-- Saved data entries --
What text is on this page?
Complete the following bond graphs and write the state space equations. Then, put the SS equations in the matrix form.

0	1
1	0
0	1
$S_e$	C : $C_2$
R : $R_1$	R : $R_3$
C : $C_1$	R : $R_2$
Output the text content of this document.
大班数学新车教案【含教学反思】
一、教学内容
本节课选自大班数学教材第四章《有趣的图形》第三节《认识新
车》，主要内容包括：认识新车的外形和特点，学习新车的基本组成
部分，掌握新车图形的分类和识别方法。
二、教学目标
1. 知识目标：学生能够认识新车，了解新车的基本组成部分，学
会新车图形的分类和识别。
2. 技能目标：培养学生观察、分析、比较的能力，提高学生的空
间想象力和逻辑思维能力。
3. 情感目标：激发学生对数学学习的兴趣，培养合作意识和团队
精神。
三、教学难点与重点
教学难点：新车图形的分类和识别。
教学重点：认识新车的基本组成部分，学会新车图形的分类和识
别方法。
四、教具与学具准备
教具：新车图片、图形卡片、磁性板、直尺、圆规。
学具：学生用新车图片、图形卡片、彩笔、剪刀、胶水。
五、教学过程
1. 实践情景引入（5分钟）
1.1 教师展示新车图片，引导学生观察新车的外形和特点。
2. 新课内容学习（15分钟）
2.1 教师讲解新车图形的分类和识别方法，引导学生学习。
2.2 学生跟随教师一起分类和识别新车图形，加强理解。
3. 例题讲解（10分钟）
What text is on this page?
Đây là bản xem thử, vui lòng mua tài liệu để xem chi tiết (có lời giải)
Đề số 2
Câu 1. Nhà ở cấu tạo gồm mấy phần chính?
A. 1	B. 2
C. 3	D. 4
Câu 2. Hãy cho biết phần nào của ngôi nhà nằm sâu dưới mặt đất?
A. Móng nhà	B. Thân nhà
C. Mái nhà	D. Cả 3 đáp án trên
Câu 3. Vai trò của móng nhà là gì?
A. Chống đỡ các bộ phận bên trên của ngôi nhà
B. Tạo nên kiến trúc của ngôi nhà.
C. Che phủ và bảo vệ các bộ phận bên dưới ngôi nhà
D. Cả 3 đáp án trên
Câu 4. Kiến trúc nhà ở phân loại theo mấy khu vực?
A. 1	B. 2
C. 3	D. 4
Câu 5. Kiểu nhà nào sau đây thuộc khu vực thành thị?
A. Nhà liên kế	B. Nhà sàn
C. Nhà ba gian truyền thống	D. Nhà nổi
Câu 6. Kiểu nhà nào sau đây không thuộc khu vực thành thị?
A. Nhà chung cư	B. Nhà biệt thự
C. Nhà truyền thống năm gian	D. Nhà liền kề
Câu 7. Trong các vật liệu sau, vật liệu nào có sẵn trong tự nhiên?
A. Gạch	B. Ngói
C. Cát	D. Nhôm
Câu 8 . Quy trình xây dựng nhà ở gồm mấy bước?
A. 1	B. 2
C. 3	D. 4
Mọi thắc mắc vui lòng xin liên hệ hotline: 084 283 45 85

-- Exercise instructions --
Go over the records above and tally the lines with the word "thống" in them. Give the number alone.

-- Solution for this exercise --
2